WHAT TO DO:
Compute how many lines in the entries below contain "name", and output nothing but the number.
# start of RECORDS FOR PROCESSING
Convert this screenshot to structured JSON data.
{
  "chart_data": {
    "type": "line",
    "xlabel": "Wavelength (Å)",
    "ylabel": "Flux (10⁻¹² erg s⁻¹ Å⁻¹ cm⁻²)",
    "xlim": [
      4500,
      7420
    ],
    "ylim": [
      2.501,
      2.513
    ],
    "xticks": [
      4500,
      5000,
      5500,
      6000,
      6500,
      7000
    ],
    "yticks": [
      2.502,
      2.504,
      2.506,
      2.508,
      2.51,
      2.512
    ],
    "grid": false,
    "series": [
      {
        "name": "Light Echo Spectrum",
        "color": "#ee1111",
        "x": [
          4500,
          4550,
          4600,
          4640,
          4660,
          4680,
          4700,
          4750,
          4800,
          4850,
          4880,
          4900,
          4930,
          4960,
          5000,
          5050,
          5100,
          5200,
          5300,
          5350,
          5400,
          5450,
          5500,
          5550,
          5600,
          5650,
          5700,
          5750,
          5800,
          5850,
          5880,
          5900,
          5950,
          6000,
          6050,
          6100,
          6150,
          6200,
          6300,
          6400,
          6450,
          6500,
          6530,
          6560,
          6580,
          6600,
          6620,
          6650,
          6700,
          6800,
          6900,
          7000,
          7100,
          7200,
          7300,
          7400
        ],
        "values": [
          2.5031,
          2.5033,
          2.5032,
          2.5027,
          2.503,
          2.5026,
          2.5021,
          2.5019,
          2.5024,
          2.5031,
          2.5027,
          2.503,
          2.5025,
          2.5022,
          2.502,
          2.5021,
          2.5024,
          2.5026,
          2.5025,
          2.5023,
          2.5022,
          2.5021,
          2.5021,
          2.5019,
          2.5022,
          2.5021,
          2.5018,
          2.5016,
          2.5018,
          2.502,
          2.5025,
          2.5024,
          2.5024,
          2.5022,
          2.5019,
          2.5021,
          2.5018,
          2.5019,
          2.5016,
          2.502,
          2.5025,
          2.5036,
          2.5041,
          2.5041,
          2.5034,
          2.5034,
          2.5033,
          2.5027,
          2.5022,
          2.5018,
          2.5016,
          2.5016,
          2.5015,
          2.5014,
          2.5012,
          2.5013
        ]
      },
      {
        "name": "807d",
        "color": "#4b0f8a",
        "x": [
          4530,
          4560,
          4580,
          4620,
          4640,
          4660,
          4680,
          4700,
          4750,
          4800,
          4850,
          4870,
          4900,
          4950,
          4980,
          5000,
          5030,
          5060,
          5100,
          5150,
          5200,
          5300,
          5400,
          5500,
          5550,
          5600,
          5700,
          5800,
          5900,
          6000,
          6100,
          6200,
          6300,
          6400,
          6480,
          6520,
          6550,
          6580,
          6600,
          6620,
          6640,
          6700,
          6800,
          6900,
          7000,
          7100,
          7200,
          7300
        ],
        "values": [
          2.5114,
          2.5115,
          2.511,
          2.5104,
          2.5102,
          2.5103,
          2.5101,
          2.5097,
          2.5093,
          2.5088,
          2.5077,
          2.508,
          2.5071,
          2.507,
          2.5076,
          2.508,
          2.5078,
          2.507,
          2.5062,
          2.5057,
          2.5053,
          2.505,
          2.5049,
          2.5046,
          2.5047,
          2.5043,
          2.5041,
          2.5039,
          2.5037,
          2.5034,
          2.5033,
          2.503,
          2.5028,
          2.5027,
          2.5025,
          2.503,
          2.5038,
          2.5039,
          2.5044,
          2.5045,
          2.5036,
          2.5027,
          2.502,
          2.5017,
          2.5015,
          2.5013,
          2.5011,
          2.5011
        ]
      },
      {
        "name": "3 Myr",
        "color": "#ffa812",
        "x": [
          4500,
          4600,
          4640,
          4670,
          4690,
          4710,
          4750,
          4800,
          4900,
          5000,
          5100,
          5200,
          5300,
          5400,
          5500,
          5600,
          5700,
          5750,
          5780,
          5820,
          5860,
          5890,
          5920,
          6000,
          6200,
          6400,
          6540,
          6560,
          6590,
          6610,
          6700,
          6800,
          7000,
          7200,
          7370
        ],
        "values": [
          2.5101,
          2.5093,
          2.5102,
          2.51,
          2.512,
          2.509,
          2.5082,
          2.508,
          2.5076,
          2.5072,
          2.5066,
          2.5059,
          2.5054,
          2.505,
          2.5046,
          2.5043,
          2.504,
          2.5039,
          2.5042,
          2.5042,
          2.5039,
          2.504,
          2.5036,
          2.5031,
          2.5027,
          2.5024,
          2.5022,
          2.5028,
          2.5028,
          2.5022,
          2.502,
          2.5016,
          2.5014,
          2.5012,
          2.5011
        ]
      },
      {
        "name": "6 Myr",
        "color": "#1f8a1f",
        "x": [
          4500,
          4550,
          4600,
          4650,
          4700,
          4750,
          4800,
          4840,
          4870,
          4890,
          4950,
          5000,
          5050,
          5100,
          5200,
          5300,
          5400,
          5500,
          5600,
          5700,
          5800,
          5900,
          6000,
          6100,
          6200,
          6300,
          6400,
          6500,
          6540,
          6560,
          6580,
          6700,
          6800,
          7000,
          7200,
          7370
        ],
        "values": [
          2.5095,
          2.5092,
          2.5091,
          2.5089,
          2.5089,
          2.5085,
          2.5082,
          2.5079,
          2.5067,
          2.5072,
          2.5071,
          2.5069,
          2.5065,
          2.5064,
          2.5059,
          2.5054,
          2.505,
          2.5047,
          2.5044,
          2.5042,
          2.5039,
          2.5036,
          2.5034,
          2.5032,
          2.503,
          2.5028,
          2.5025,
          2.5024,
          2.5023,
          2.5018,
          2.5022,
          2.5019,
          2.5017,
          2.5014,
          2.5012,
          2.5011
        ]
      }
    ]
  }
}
# end of RECORDS FOR PROCESSING
REPLY TO THE TASK:
4